Output the material below in full, exactly as it is.

* * * *

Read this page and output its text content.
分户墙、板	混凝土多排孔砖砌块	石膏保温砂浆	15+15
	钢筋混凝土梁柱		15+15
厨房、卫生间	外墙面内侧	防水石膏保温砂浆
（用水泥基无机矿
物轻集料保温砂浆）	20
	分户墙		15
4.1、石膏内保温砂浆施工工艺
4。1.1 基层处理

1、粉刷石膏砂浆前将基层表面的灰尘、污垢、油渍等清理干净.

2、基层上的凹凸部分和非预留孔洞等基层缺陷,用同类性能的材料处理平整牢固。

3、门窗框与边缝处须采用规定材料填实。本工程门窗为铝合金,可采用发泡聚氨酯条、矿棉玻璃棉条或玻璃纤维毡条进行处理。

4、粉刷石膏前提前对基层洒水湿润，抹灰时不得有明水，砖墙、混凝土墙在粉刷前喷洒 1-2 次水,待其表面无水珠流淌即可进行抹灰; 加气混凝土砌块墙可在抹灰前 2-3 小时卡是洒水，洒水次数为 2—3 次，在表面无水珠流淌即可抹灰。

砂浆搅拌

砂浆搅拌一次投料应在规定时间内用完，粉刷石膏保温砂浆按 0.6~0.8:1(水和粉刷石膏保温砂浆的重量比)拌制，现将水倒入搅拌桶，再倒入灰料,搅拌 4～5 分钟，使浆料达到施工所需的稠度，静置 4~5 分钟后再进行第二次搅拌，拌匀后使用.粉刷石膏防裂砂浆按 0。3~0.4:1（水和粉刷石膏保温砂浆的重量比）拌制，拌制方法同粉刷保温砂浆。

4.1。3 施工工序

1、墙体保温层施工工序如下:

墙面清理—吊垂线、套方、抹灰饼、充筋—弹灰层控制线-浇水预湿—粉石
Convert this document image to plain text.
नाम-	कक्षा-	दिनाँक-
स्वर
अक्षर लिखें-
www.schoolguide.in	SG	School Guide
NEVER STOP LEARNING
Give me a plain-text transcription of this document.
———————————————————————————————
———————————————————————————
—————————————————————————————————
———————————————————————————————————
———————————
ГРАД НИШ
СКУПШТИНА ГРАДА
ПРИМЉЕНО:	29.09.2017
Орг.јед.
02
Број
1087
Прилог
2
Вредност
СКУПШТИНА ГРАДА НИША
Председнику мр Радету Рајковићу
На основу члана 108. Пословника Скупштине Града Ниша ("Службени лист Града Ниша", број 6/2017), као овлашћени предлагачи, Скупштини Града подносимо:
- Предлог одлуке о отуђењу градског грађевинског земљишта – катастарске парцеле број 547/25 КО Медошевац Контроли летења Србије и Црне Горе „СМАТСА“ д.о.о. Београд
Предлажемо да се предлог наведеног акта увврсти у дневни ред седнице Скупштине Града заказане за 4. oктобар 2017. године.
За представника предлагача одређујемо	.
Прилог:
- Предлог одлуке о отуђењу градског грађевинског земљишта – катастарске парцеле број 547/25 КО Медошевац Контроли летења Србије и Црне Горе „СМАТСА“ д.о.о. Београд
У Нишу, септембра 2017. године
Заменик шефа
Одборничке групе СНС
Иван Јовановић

* * * *

▸ **Task answer**:
Read this page and output its text content.
分户墙、板	混凝土多排孔砖砌块	石膏保温砂浆	15+15
	钢筋混凝土梁柱		15+15
厨房、卫生间	外墙面内侧	防水石膏保温砂浆
（用水泥基无机矿
物轻集料保温砂浆）	20
	分户墙		15
4.1、石膏内保温砂浆施工工艺
4。1.1 基层处理

1、粉刷石膏砂浆前将基层表面的灰尘、污垢、油渍等清理干净.

2、基层上的凹凸部分和非预留孔洞等基层缺陷,用同类性能的材料处理平整牢固。

3、门窗框与边缝处须采用规定材料填实。本工程门窗为铝合金,可采用发泡聚氨酯条、矿棉玻璃棉条或玻璃纤维毡条进行处理。

4、粉刷石膏前提前对基层洒水湿润，抹灰时不得有明水，砖墙、混凝土墙在粉刷前喷洒 1-2 次水,待其表面无水珠流淌即可进行抹灰; 加气混凝土砌块墙可在抹灰前 2-3 小时卡是洒水，洒水次数为 2—3 次，在表面无水珠流淌即可抹灰。

砂浆搅拌

砂浆搅拌一次投料应在规定时间内用完，粉刷石膏保温砂浆按 0.6~0.8:1(水和粉刷石膏保温砂浆的重量比)拌制，现将水倒入搅拌桶，再倒入灰料,搅拌 4～5 分钟，使浆料达到施工所需的稠度，静置 4~5 分钟后再进行第二次搅拌，拌匀后使用.粉刷石膏防裂砂浆按 0。3~0.4:1（水和粉刷石膏保温砂浆的重量比）拌制，拌制方法同粉刷保温砂浆。

4.1。3 施工工序

1、墙体保温层施工工序如下:

墙面清理—吊垂线、套方、抹灰饼、充筋—弹灰层控制线-浇水预湿—粉石
Convert this document image to plain text.
नाम-	कक्षा-	दिनाँक-
स्वर
अक्षर लिखें-
www.schoolguide.in	SG	School Guide
NEVER STOP LEARNING
Give me a plain-text transcription of this document.
———————————————————————————————
———————————————————————————
—————————————————————————————————
———————————————————————————————————
———————————
ГРАД НИШ
СКУПШТИНА ГРАДА
ПРИМЉЕНО:	29.09.2017
Орг.јед.
02
Број
1087
Прилог
2
Вредност
СКУПШТИНА ГРАДА НИША
Председнику мр Радету Рајковићу
На основу члана 108. Пословника Скупштине Града Ниша ("Службени лист Града Ниша", број 6/2017), као овлашћени предлагачи, Скупштини Града подносимо:
- Предлог одлуке о отуђењу градског грађевинског земљишта – катастарске парцеле број 547/25 КО Медошевац Контроли летења Србије и Црне Горе „СМАТСА“ д.о.о. Београд
Предлажемо да се предлог наведеног акта увврсти у дневни ред седнице Скупштине Града заказане за 4. oктобар 2017. године.
За представника предлагача одређујемо	.
Прилог:
- Предлог одлуке о отуђењу градског грађевинског земљишта – катастарске парцеле број 547/25 КО Медошевац Контроли летења Србије и Црне Горе „СМАТСА“ д.о.о. Београд
У Нишу, септембра 2017. године
Заменик шефа
Одборничке групе СНС
Иван Јовановић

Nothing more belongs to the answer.